■ **WRITTEN REQUEST**
Within this material, how many lines have the string "Guarantee" in them? The answer is a number, with nothing added.

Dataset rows
━━━━

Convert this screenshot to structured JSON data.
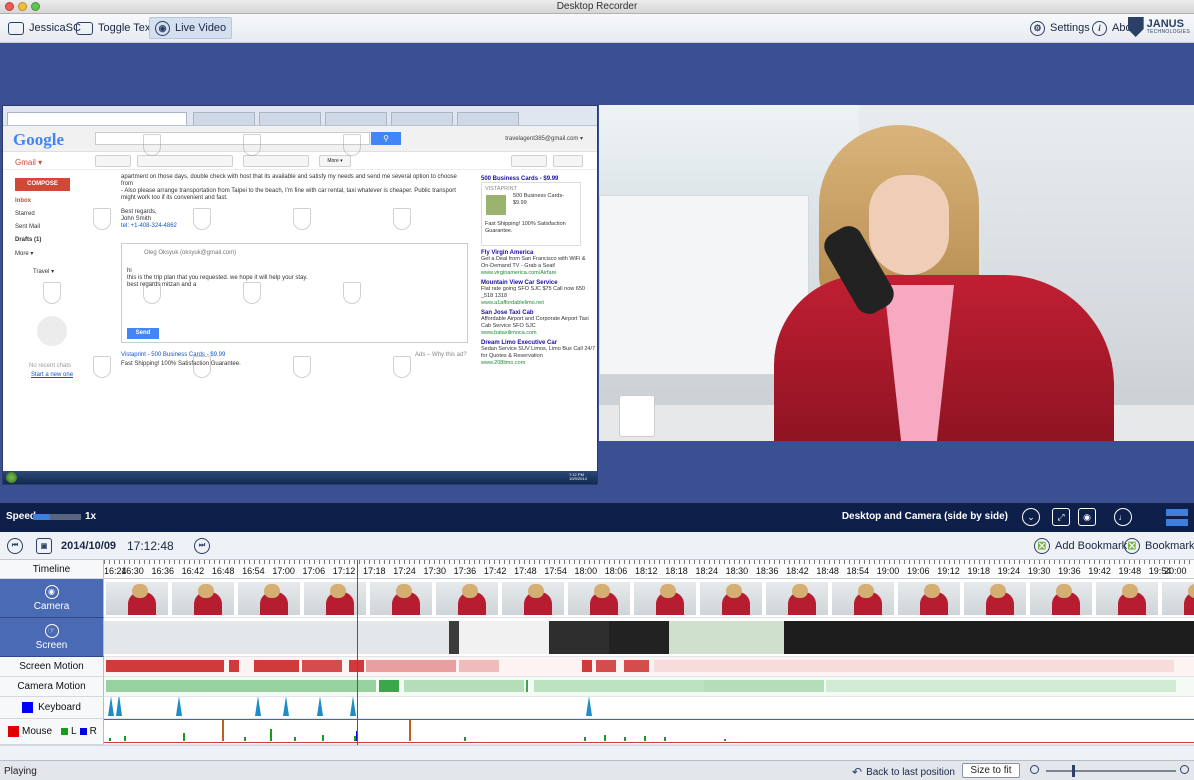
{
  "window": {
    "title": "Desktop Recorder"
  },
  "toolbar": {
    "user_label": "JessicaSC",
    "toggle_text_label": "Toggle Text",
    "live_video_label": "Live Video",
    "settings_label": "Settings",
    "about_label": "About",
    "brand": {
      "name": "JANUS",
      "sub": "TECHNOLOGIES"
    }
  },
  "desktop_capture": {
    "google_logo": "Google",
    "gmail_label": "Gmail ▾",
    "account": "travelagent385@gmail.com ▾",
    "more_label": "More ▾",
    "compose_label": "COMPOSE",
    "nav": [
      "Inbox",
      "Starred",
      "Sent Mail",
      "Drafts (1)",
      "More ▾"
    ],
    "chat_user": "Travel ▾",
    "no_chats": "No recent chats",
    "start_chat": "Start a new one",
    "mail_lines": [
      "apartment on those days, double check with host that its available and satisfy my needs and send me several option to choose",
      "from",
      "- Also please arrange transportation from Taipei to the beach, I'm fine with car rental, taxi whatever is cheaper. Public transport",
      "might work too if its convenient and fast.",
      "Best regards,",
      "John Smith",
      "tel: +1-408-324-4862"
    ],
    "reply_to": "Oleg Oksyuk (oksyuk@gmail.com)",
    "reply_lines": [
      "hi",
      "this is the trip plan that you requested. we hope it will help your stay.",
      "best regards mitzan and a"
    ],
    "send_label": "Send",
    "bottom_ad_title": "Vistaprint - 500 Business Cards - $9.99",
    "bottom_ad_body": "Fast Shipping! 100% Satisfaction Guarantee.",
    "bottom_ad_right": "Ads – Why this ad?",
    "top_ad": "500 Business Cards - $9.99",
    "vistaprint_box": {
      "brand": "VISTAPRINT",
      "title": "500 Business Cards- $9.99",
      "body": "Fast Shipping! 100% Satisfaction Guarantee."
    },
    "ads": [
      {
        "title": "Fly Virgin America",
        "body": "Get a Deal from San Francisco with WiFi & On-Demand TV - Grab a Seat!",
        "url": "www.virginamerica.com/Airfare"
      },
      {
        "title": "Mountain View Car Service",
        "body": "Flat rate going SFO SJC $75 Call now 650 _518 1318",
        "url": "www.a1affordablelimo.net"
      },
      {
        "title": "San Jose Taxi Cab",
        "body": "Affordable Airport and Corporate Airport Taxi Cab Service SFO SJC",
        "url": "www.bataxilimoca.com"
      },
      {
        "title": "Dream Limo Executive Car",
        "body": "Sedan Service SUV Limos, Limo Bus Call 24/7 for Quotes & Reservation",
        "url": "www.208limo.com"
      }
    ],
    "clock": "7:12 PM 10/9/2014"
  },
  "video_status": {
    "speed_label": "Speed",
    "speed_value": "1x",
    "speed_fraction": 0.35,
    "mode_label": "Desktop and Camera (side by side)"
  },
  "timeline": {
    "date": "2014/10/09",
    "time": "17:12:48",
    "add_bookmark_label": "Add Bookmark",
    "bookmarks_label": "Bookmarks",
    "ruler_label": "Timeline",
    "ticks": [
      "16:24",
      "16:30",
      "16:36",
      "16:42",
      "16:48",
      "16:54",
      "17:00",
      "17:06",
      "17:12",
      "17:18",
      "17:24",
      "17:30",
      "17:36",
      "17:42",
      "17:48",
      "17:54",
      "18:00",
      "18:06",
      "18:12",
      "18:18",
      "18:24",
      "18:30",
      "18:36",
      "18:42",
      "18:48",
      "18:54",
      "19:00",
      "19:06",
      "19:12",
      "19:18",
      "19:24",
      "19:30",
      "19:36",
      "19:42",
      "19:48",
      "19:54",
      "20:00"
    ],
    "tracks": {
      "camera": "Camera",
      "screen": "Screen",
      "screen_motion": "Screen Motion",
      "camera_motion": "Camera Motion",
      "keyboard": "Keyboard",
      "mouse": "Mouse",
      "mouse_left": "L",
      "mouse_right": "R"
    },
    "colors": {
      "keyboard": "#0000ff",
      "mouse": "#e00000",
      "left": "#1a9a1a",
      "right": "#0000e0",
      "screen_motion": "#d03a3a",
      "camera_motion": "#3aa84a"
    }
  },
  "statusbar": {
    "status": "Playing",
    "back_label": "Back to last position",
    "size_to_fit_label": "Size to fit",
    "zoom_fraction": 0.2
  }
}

━━━━

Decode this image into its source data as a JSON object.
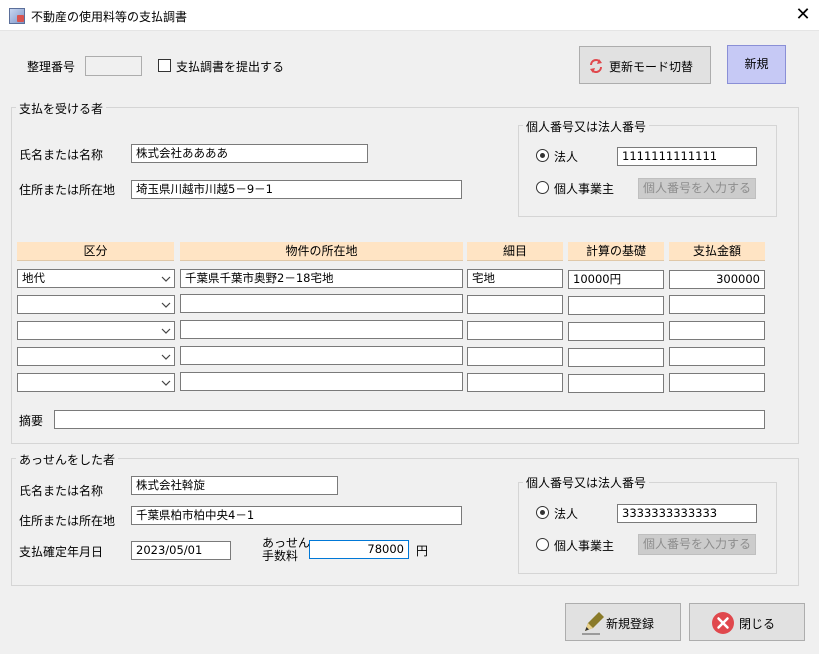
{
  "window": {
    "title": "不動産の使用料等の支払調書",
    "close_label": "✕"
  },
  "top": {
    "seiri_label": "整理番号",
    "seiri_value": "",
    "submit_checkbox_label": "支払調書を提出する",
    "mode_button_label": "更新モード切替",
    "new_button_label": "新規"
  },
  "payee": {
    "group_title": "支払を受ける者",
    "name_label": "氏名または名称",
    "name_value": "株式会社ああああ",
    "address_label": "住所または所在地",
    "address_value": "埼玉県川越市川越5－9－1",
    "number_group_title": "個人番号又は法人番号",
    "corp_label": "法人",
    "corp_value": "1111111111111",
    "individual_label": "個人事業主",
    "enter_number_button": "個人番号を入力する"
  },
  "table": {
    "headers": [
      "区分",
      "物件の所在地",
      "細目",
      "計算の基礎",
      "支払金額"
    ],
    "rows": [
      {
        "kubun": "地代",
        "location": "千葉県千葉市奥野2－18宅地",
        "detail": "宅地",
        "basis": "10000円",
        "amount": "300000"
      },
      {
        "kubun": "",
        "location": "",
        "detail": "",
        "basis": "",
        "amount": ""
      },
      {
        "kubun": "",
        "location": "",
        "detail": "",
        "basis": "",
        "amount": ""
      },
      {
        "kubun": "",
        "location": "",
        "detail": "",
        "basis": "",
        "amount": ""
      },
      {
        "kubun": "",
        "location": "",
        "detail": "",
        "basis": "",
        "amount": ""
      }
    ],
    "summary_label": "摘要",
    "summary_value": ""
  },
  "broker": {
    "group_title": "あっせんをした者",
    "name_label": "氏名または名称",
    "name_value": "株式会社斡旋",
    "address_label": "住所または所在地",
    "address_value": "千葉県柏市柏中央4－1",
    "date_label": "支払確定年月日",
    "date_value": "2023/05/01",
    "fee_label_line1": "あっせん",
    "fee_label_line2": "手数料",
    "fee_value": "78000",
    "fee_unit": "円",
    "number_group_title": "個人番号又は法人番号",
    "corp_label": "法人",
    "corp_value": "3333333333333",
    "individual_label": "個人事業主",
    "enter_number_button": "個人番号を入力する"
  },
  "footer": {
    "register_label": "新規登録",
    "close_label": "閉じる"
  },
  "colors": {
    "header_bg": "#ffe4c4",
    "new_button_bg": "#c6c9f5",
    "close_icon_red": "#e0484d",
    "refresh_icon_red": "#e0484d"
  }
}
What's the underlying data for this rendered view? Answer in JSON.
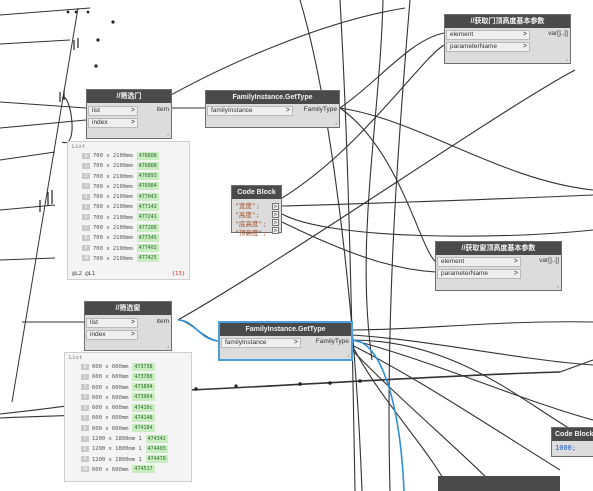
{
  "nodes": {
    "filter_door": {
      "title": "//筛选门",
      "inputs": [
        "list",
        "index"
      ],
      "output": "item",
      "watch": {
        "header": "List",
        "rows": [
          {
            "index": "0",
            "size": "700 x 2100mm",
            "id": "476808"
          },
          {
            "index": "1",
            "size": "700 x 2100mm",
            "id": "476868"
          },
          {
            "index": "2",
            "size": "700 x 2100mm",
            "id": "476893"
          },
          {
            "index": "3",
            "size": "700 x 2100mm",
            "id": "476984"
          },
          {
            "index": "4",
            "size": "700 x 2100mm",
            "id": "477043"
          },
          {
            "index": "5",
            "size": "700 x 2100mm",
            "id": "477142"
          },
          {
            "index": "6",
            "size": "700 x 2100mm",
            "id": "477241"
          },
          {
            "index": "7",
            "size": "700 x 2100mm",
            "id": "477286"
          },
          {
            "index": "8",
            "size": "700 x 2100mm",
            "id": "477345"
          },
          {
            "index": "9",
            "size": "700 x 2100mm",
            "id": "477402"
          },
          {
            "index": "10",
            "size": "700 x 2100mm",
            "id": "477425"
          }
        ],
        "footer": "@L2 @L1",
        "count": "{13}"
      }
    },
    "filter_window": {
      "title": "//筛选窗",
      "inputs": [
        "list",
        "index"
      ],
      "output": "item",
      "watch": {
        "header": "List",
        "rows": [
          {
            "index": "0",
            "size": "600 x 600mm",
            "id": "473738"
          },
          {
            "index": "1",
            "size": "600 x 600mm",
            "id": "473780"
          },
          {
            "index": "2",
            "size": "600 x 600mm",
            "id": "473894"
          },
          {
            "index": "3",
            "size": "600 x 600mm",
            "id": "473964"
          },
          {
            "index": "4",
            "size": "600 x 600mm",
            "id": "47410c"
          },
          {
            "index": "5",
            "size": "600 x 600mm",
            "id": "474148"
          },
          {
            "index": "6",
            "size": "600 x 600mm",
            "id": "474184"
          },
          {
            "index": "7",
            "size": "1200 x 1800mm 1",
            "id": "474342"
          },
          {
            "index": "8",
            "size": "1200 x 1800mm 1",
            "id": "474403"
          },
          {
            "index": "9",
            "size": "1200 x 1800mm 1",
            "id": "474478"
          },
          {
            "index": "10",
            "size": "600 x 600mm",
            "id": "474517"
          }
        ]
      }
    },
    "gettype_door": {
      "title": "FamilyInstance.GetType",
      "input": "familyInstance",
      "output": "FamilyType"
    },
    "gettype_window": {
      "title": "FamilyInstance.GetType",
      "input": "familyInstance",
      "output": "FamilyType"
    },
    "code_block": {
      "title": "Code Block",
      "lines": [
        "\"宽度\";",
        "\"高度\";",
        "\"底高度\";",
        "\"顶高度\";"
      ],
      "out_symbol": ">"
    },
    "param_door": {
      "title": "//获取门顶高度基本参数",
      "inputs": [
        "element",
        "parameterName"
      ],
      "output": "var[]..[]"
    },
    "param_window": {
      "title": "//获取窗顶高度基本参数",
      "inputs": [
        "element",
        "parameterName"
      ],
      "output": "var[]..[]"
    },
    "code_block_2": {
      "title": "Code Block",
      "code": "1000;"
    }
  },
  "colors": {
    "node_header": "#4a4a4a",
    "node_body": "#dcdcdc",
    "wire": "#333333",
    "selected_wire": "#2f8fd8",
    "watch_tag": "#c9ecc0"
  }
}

━━━━

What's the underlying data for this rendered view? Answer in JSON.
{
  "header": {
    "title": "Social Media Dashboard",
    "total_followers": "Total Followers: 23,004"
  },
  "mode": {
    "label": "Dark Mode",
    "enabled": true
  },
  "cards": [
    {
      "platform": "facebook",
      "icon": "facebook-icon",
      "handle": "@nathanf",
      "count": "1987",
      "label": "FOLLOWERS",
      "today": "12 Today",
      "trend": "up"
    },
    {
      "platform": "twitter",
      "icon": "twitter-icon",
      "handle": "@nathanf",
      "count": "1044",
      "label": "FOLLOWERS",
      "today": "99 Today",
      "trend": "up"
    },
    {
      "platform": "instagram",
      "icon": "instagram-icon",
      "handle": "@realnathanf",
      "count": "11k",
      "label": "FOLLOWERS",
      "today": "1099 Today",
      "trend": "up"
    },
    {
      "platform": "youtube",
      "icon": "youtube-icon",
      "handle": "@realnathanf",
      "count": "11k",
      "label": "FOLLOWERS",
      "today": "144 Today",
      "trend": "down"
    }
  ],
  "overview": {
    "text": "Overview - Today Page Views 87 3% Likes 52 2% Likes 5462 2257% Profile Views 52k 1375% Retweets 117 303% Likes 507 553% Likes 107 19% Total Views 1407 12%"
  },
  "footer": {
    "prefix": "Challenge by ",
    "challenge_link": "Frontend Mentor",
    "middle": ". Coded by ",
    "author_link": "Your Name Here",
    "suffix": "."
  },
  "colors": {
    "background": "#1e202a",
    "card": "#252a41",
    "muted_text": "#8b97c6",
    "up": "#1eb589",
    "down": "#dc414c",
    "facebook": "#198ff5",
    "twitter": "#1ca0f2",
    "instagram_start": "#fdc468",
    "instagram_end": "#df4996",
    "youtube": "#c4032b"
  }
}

━━━━

■ **SOLUTION TO THE PROBLEM**
2